> [Provided data]:
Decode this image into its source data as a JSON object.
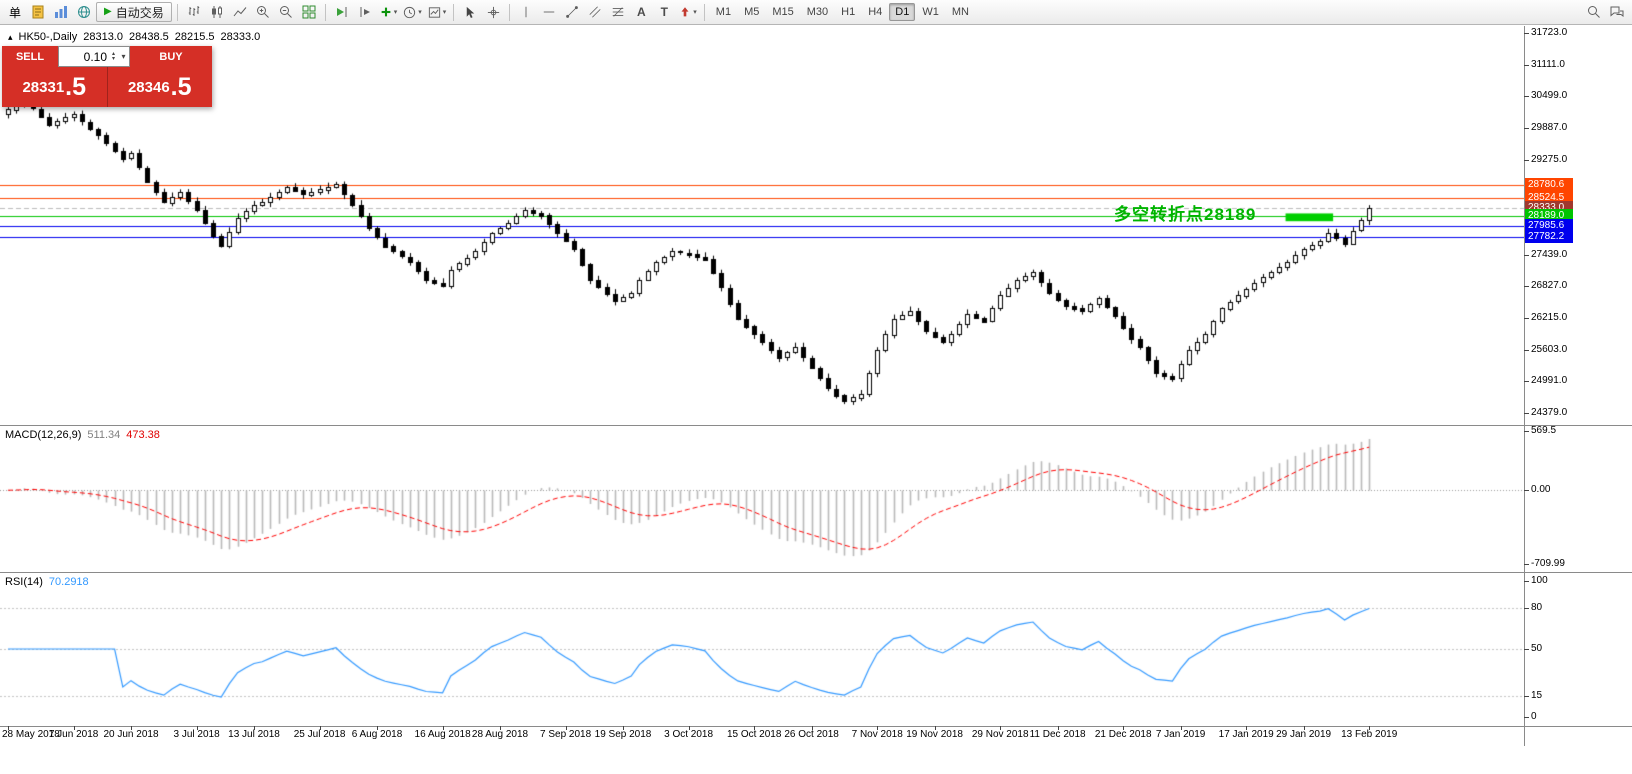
{
  "icons": {
    "collapse": "▴",
    "caret": "▾",
    "play": "▶",
    "spin_up": "▴",
    "spin_down": "▾",
    "text_tool": "A",
    "label_tool": "T"
  },
  "toolbar": {
    "menu_char": "单",
    "autotrading_label": "自动交易",
    "timeframes": [
      "M1",
      "M5",
      "M15",
      "M30",
      "H1",
      "H4",
      "D1",
      "W1",
      "MN"
    ],
    "active_timeframe": "D1"
  },
  "chart_header": {
    "symbol_period": "HK50-,Daily",
    "open": "28313.0",
    "high": "28438.5",
    "low": "28215.5",
    "close": "28333.0"
  },
  "trade_panel": {
    "sell_label": "SELL",
    "buy_label": "BUY",
    "volume": "0.10",
    "color": "#d52f26",
    "sell_price_main": "28331",
    "sell_price_big": ".5",
    "buy_price_main": "28346",
    "buy_price_big": ".5"
  },
  "annotation": {
    "text": "多空转折点28189",
    "color": "#00b400"
  },
  "main_chart": {
    "type": "candlestick",
    "price_min": 24146,
    "price_max": 31858,
    "price_ticks": [
      "31723.0",
      "31111.0",
      "30499.0",
      "29887.0",
      "29275.0",
      "27439.0",
      "26827.0",
      "26215.0",
      "25603.0",
      "24991.0",
      "24379.0"
    ],
    "lines": [
      {
        "price": 28780.6,
        "label": "28780.6",
        "color": "#ff4500",
        "tag": "#ff4500",
        "dashed": false
      },
      {
        "price": 28524.5,
        "label": "28524.5",
        "color": "#ff4500",
        "tag": "#ff4500",
        "dashed": false
      },
      {
        "price": 28333.0,
        "label": "28333.0",
        "color": "#bbbbbb",
        "tag": "#a0382e",
        "dashed": true
      },
      {
        "price": 28189.0,
        "label": "28189.0",
        "color": "#00c400",
        "tag": "#00c400",
        "dashed": false
      },
      {
        "price": 27985.6,
        "label": "27985.6",
        "color": "#0000ee",
        "tag": "#0000ee",
        "dashed": false
      },
      {
        "price": 27782.2,
        "label": "27782.2",
        "color": "#0000ee",
        "tag": "#0000ee",
        "dashed": false
      }
    ],
    "highlight_box": {
      "i1": 155.8,
      "i2": 161.6,
      "p1": 28235,
      "p2": 28085,
      "color": "#00cf00"
    },
    "first_open": 30150,
    "closes": [
      30250,
      30340,
      30420,
      30260,
      30100,
      29950,
      30020,
      30090,
      30150,
      30010,
      29870,
      29750,
      29600,
      29450,
      29300,
      29400,
      29120,
      28850,
      28650,
      28450,
      28560,
      28650,
      28470,
      28300,
      28050,
      27800,
      27600,
      27880,
      28150,
      28280,
      28400,
      28450,
      28550,
      28650,
      28750,
      28680,
      28600,
      28650,
      28700,
      28750,
      28800,
      28600,
      28400,
      28180,
      27950,
      27770,
      27600,
      27500,
      27400,
      27300,
      27120,
      26950,
      26900,
      26850,
      27150,
      27270,
      27380,
      27500,
      27680,
      27850,
      27950,
      28050,
      28180,
      28300,
      28250,
      28200,
      28030,
      27850,
      27700,
      27550,
      27250,
      26950,
      26820,
      26680,
      26550,
      26620,
      26700,
      26950,
      27130,
      27300,
      27400,
      27500,
      27480,
      27450,
      27400,
      27350,
      27080,
      26800,
      26500,
      26200,
      26050,
      25900,
      25750,
      25600,
      25450,
      25550,
      25650,
      25450,
      25250,
      25050,
      24850,
      24720,
      24600,
      24680,
      24750,
      25150,
      25600,
      25900,
      26200,
      26280,
      26350,
      26150,
      25950,
      25850,
      25750,
      25900,
      26100,
      26300,
      26220,
      26150,
      26400,
      26650,
      26800,
      26950,
      27030,
      27100,
      26900,
      26700,
      26570,
      26450,
      26400,
      26350,
      26480,
      26600,
      26420,
      26250,
      26020,
      25800,
      25650,
      25400,
      25150,
      25100,
      25050,
      25330,
      25600,
      25750,
      25900,
      26150,
      26400,
      26530,
      26650,
      26780,
      26900,
      27000,
      27100,
      27200,
      27300,
      27430,
      27550,
      27630,
      27700,
      27850,
      27760,
      27650,
      27900,
      28100,
      28333
    ]
  },
  "macd": {
    "label": "MACD(12,26,9)",
    "value_main": "511.34",
    "value_signal": "473.38",
    "range": [
      -790,
      630
    ],
    "axis": [
      {
        "v": 569.5,
        "label": "569.5"
      },
      {
        "v": 0,
        "label": "0.00"
      },
      {
        "v": -709.99,
        "label": "-709.99"
      }
    ],
    "colors": {
      "hist": "#b9b9b9",
      "signal": "#ff0000"
    }
  },
  "rsi": {
    "label": "RSI(14)",
    "value": "70.2918",
    "range": [
      -7,
      107
    ],
    "color": "#3399ff",
    "levels": [
      {
        "v": 100,
        "label": "100"
      },
      {
        "v": 80,
        "label": "80"
      },
      {
        "v": 50,
        "label": "50"
      },
      {
        "v": 15,
        "label": "15"
      },
      {
        "v": 0,
        "label": "0"
      }
    ],
    "dashed_levels": [
      80,
      50,
      15
    ]
  },
  "dates": {
    "labels": [
      "28 May 2018",
      "7 Jun 2018",
      "20 Jun 2018",
      "3 Jul 2018",
      "13 Jul 2018",
      "25 Jul 2018",
      "6 Aug 2018",
      "16 Aug 2018",
      "28 Aug 2018",
      "7 Sep 2018",
      "19 Sep 2018",
      "3 Oct 2018",
      "15 Oct 2018",
      "26 Oct 2018",
      "7 Nov 2018",
      "19 Nov 2018",
      "29 Nov 2018",
      "11 Dec 2018",
      "21 Dec 2018",
      "7 Jan 2019",
      "17 Jan 2019",
      "29 Jan 2019",
      "13 Feb 2019"
    ],
    "tick_indices": [
      0,
      8,
      15,
      23,
      30,
      38,
      45,
      53,
      60,
      68,
      75,
      83,
      91,
      98,
      106,
      113,
      121,
      128,
      136,
      143,
      151,
      158,
      166
    ]
  }
}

> [Exercise]: Every line above should be returned exactly; the pictures stay out.

> [Worked solution]:
Decode this image into its source data as a JSON object.
{
  "icons": {
    "collapse": "▴",
    "caret": "▾",
    "play": "▶",
    "spin_up": "▴",
    "spin_down": "▾",
    "text_tool": "A",
    "label_tool": "T"
  },
  "toolbar": {
    "menu_char": "单",
    "autotrading_label": "自动交易",
    "timeframes": [
      "M1",
      "M5",
      "M15",
      "M30",
      "H1",
      "H4",
      "D1",
      "W1",
      "MN"
    ],
    "active_timeframe": "D1"
  },
  "chart_header": {
    "symbol_period": "HK50-,Daily",
    "open": "28313.0",
    "high": "28438.5",
    "low": "28215.5",
    "close": "28333.0"
  },
  "trade_panel": {
    "sell_label": "SELL",
    "buy_label": "BUY",
    "volume": "0.10",
    "color": "#d52f26",
    "sell_price_main": "28331",
    "sell_price_big": ".5",
    "buy_price_main": "28346",
    "buy_price_big": ".5"
  },
  "annotation": {
    "text": "多空转折点28189",
    "color": "#00b400"
  },
  "main_chart": {
    "type": "candlestick",
    "price_min": 24146,
    "price_max": 31858,
    "price_ticks": [
      "31723.0",
      "31111.0",
      "30499.0",
      "29887.0",
      "29275.0",
      "27439.0",
      "26827.0",
      "26215.0",
      "25603.0",
      "24991.0",
      "24379.0"
    ],
    "lines": [
      {
        "price": 28780.6,
        "label": "28780.6",
        "color": "#ff4500",
        "tag": "#ff4500",
        "dashed": false
      },
      {
        "price": 28524.5,
        "label": "28524.5",
        "color": "#ff4500",
        "tag": "#ff4500",
        "dashed": false
      },
      {
        "price": 28333.0,
        "label": "28333.0",
        "color": "#bbbbbb",
        "tag": "#a0382e",
        "dashed": true
      },
      {
        "price": 28189.0,
        "label": "28189.0",
        "color": "#00c400",
        "tag": "#00c400",
        "dashed": false
      },
      {
        "price": 27985.6,
        "label": "27985.6",
        "color": "#0000ee",
        "tag": "#0000ee",
        "dashed": false
      },
      {
        "price": 27782.2,
        "label": "27782.2",
        "color": "#0000ee",
        "tag": "#0000ee",
        "dashed": false
      }
    ],
    "highlight_box": {
      "i1": 155.8,
      "i2": 161.6,
      "p1": 28235,
      "p2": 28085,
      "color": "#00cf00"
    },
    "first_open": 30150,
    "closes": [
      30250,
      30340,
      30420,
      30260,
      30100,
      29950,
      30020,
      30090,
      30150,
      30010,
      29870,
      29750,
      29600,
      29450,
      29300,
      29400,
      29120,
      28850,
      28650,
      28450,
      28560,
      28650,
      28470,
      28300,
      28050,
      27800,
      27600,
      27880,
      28150,
      28280,
      28400,
      28450,
      28550,
      28650,
      28750,
      28680,
      28600,
      28650,
      28700,
      28750,
      28800,
      28600,
      28400,
      28180,
      27950,
      27770,
      27600,
      27500,
      27400,
      27300,
      27120,
      26950,
      26900,
      26850,
      27150,
      27270,
      27380,
      27500,
      27680,
      27850,
      27950,
      28050,
      28180,
      28300,
      28250,
      28200,
      28030,
      27850,
      27700,
      27550,
      27250,
      26950,
      26820,
      26680,
      26550,
      26620,
      26700,
      26950,
      27130,
      27300,
      27400,
      27500,
      27480,
      27450,
      27400,
      27350,
      27080,
      26800,
      26500,
      26200,
      26050,
      25900,
      25750,
      25600,
      25450,
      25550,
      25650,
      25450,
      25250,
      25050,
      24850,
      24720,
      24600,
      24680,
      24750,
      25150,
      25600,
      25900,
      26200,
      26280,
      26350,
      26150,
      25950,
      25850,
      25750,
      25900,
      26100,
      26300,
      26220,
      26150,
      26400,
      26650,
      26800,
      26950,
      27030,
      27100,
      26900,
      26700,
      26570,
      26450,
      26400,
      26350,
      26480,
      26600,
      26420,
      26250,
      26020,
      25800,
      25650,
      25400,
      25150,
      25100,
      25050,
      25330,
      25600,
      25750,
      25900,
      26150,
      26400,
      26530,
      26650,
      26780,
      26900,
      27000,
      27100,
      27200,
      27300,
      27430,
      27550,
      27630,
      27700,
      27850,
      27760,
      27650,
      27900,
      28100,
      28333
    ]
  },
  "macd": {
    "label": "MACD(12,26,9)",
    "value_main": "511.34",
    "value_signal": "473.38",
    "range": [
      -790,
      630
    ],
    "axis": [
      {
        "v": 569.5,
        "label": "569.5"
      },
      {
        "v": 0,
        "label": "0.00"
      },
      {
        "v": -709.99,
        "label": "-709.99"
      }
    ],
    "colors": {
      "hist": "#b9b9b9",
      "signal": "#ff0000"
    }
  },
  "rsi": {
    "label": "RSI(14)",
    "value": "70.2918",
    "range": [
      -7,
      107
    ],
    "color": "#3399ff",
    "levels": [
      {
        "v": 100,
        "label": "100"
      },
      {
        "v": 80,
        "label": "80"
      },
      {
        "v": 50,
        "label": "50"
      },
      {
        "v": 15,
        "label": "15"
      },
      {
        "v": 0,
        "label": "0"
      }
    ],
    "dashed_levels": [
      80,
      50,
      15
    ]
  },
  "dates": {
    "labels": [
      "28 May 2018",
      "7 Jun 2018",
      "20 Jun 2018",
      "3 Jul 2018",
      "13 Jul 2018",
      "25 Jul 2018",
      "6 Aug 2018",
      "16 Aug 2018",
      "28 Aug 2018",
      "7 Sep 2018",
      "19 Sep 2018",
      "3 Oct 2018",
      "15 Oct 2018",
      "26 Oct 2018",
      "7 Nov 2018",
      "19 Nov 2018",
      "29 Nov 2018",
      "11 Dec 2018",
      "21 Dec 2018",
      "7 Jan 2019",
      "17 Jan 2019",
      "29 Jan 2019",
      "13 Feb 2019"
    ],
    "tick_indices": [
      0,
      8,
      15,
      23,
      30,
      38,
      45,
      53,
      60,
      68,
      75,
      83,
      91,
      98,
      106,
      113,
      121,
      128,
      136,
      143,
      151,
      158,
      166
    ]
  }
}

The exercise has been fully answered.